[begin Data in this exercise]

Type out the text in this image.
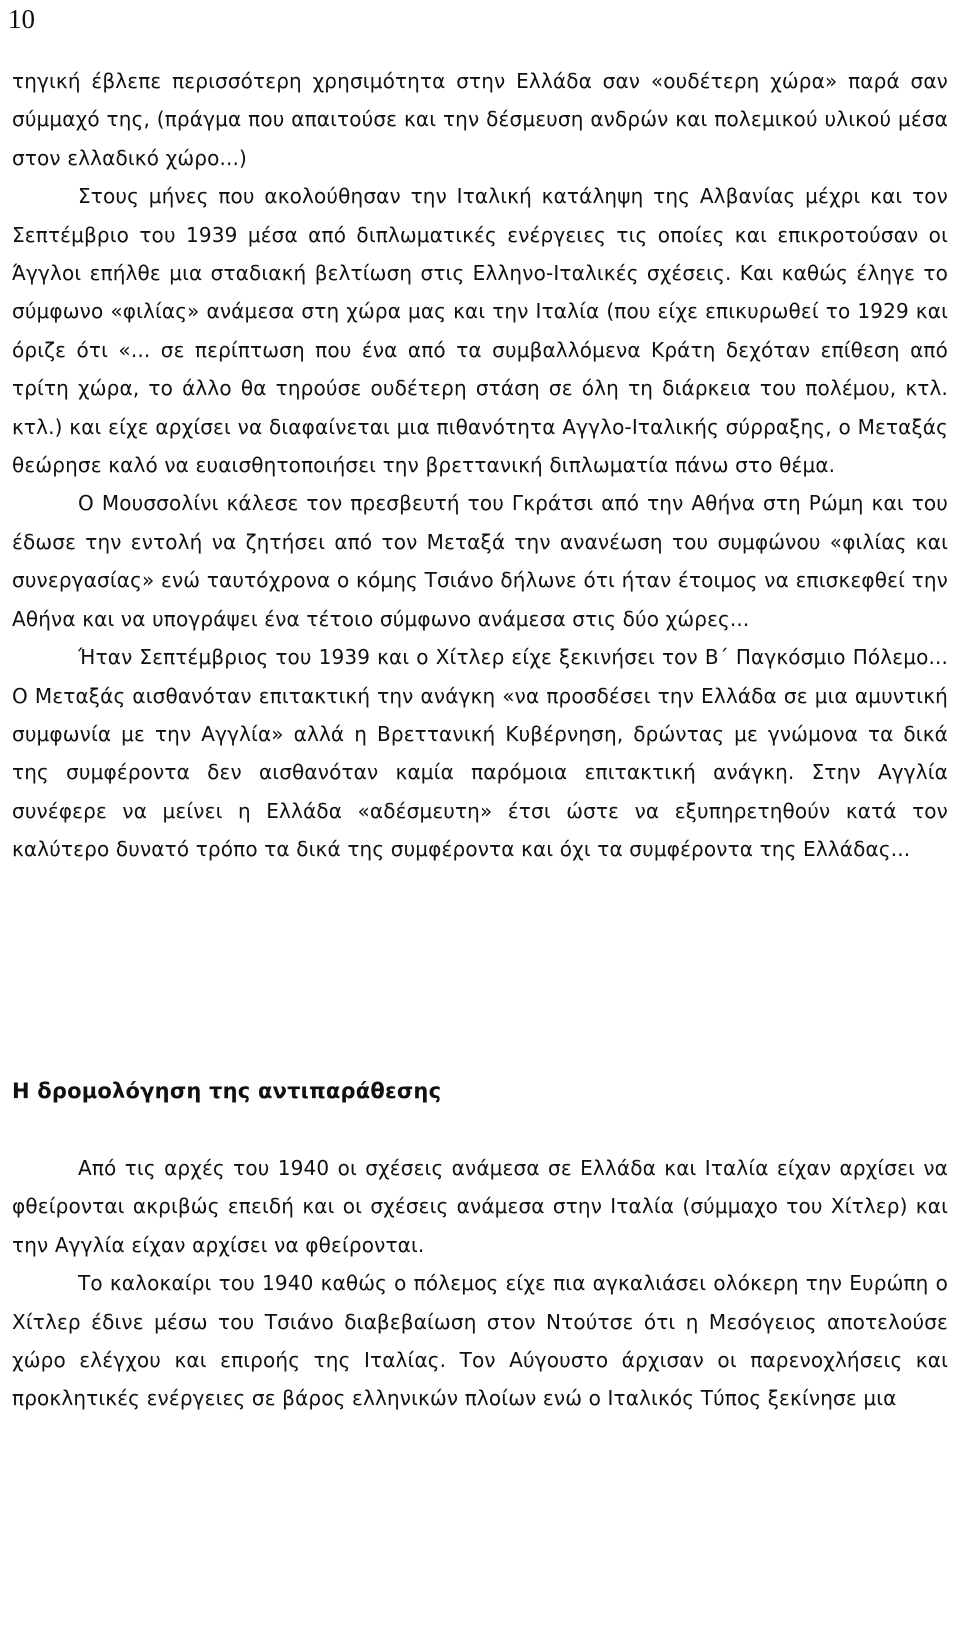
10

τηγική έβλεπε περισσότερη χρησιμότητα στην Ελλάδα σαν «ουδέτερη χώρα» παρά σαν σύμμαχό της, (πράγμα που απαιτούσε και την δέσμευση ανδρών και πολεμικού υλικού μέσα στον ελλαδικό χώρο...)

Στους μήνες που ακολούθησαν την Ιταλική κατάληψη της Αλβανίας μέχρι και τον Σεπτέμβριο του 1939 μέσα από διπλωματικές ενέργειες τις οποίες και επικροτούσαν οι Άγγλοι επήλθε μια σταδιακή βελτίωση στις Ελληνο-Ιταλικές σχέσεις. Και καθώς έληγε το σύμφωνο «φιλίας» ανάμεσα στη χώρα μας και την Ιταλία (που είχε επικυρωθεί το 1929 και όριζε ότι «... σε περίπτωση που ένα από τα συμβαλλόμενα Κράτη δεχόταν επίθεση από τρίτη χώρα, το άλλο θα τηρούσε ουδέτερη στάση σε όλη τη διάρκεια του πολέμου, κτλ. κτλ.) και είχε αρχίσει να διαφαίνεται μια πιθανότητα Αγγλο-Ιταλικής σύρραξης, ο Μεταξάς θεώρησε καλό να ευαισθητοποιήσει την βρεττανική διπλωματία πάνω στο θέμα.

Ο Μουσσολίνι κάλεσε τον πρεσβευτή του Γκράτσι από την Αθήνα στη Ρώμη και του έδωσε την εντολή να ζητήσει από τον Μεταξά την ανανέωση του συμφώνου «φιλίας και συνεργασίας» ενώ ταυτόχρονα ο κόμης Τσιάνο δήλωνε ότι ήταν έτοιμος να επισκεφθεί την Αθήνα και να υπογράψει ένα τέτοιο σύμφωνο ανάμεσα στις δύο χώρες...

Ήταν Σεπτέμβριος του 1939 και ο Χίτλερ είχε ξεκινήσει τον Β΄ Παγκόσμιο Πόλεμο... Ο Μεταξάς αισθανόταν επιτακτική την ανάγκη «να προσδέσει την Ελλάδα σε μια αμυντική συμφωνία με την Αγγλία» αλλά η Βρεττανική Κυβέρνηση, δρώντας με γνώμονα τα δικά της συμφέροντα δεν αισθανόταν καμία παρόμοια επιτακτική ανάγκη. Στην Αγγλία συνέφερε να μείνει η Ελλάδα «αδέσμευτη» έτσι ώστε να εξυπηρετηθούν κατά τον καλύτερο δυνατό τρόπο τα δικά της συμφέροντα και όχι τα συμφέροντα της Ελλάδας...

Η δρομολόγηση της αντιπαράθεσης

Από τις αρχές του 1940 οι σχέσεις ανάμεσα σε Ελλάδα και Ιταλία είχαν αρχίσει να φθείρονται ακριβώς επειδή και οι σχέσεις ανάμεσα στην Ιταλία (σύμμαχο του Χίτλερ) και την Αγγλία είχαν αρχίσει να φθείρονται.

Το καλοκαίρι του 1940 καθώς ο πόλεμος είχε πια αγκαλιάσει ολόκερη την Ευρώπη ο Χίτλερ έδινε μέσω του Τσιάνο διαβεβαίωση στον Ντούτσε ότι η Μεσόγειος αποτελούσε χώρο ελέγχου και επιροής της Ιταλίας. Τον Αύγουστο άρχισαν οι παρενοχλήσεις και προκλητικές ενέργειες σε βάρος ελληνικών πλοίων ενώ ο Ιταλικός Τύπος ξεκίνησε μια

[end Data in this exercise]

### [Task goal]
All of the data above should be quoted exactly, except for the pictures.

### [Solution]
Type out the text in this image.
10

τηγική έβλεπε περισσότερη χρησιμότητα στην Ελλάδα σαν «ουδέτερη χώρα» παρά σαν σύμμαχό της, (πράγμα που απαιτούσε και την δέσμευση ανδρών και πολεμικού υλικού μέσα στον ελλαδικό χώρο...)

Στους μήνες που ακολούθησαν την Ιταλική κατάληψη της Αλβανίας μέχρι και τον Σεπτέμβριο του 1939 μέσα από διπλωματικές ενέργειες τις οποίες και επικροτούσαν οι Άγγλοι επήλθε μια σταδιακή βελτίωση στις Ελληνο-Ιταλικές σχέσεις. Και καθώς έληγε το σύμφωνο «φιλίας» ανάμεσα στη χώρα μας και την Ιταλία (που είχε επικυρωθεί το 1929 και όριζε ότι «... σε περίπτωση που ένα από τα συμβαλλόμενα Κράτη δεχόταν επίθεση από τρίτη χώρα, το άλλο θα τηρούσε ουδέτερη στάση σε όλη τη διάρκεια του πολέμου, κτλ. κτλ.) και είχε αρχίσει να διαφαίνεται μια πιθανότητα Αγγλο-Ιταλικής σύρραξης, ο Μεταξάς θεώρησε καλό να ευαισθητοποιήσει την βρεττανική διπλωματία πάνω στο θέμα.

Ο Μουσσολίνι κάλεσε τον πρεσβευτή του Γκράτσι από την Αθήνα στη Ρώμη και του έδωσε την εντολή να ζητήσει από τον Μεταξά την ανανέωση του συμφώνου «φιλίας και συνεργασίας» ενώ ταυτόχρονα ο κόμης Τσιάνο δήλωνε ότι ήταν έτοιμος να επισκεφθεί την Αθήνα και να υπογράψει ένα τέτοιο σύμφωνο ανάμεσα στις δύο χώρες...

Ήταν Σεπτέμβριος του 1939 και ο Χίτλερ είχε ξεκινήσει τον Β΄ Παγκόσμιο Πόλεμο... Ο Μεταξάς αισθανόταν επιτακτική την ανάγκη «να προσδέσει την Ελλάδα σε μια αμυντική συμφωνία με την Αγγλία» αλλά η Βρεττανική Κυβέρνηση, δρώντας με γνώμονα τα δικά της συμφέροντα δεν αισθανόταν καμία παρόμοια επιτακτική ανάγκη. Στην Αγγλία συνέφερε να μείνει η Ελλάδα «αδέσμευτη» έτσι ώστε να εξυπηρετηθούν κατά τον καλύτερο δυνατό τρόπο τα δικά της συμφέροντα και όχι τα συμφέροντα της Ελλάδας...

Η δρομολόγηση της αντιπαράθεσης

Από τις αρχές του 1940 οι σχέσεις ανάμεσα σε Ελλάδα και Ιταλία είχαν αρχίσει να φθείρονται ακριβώς επειδή και οι σχέσεις ανάμεσα στην Ιταλία (σύμμαχο του Χίτλερ) και την Αγγλία είχαν αρχίσει να φθείρονται.

Το καλοκαίρι του 1940 καθώς ο πόλεμος είχε πια αγκαλιάσει ολόκερη την Ευρώπη ο Χίτλερ έδινε μέσω του Τσιάνο διαβεβαίωση στον Ντούτσε ότι η Μεσόγειος αποτελούσε χώρο ελέγχου και επιροής της Ιταλίας. Τον Αύγουστο άρχισαν οι παρενοχλήσεις και προκλητικές ενέργειες σε βάρος ελληνικών πλοίων ενώ ο Ιταλικός Τύπος ξεκίνησε μια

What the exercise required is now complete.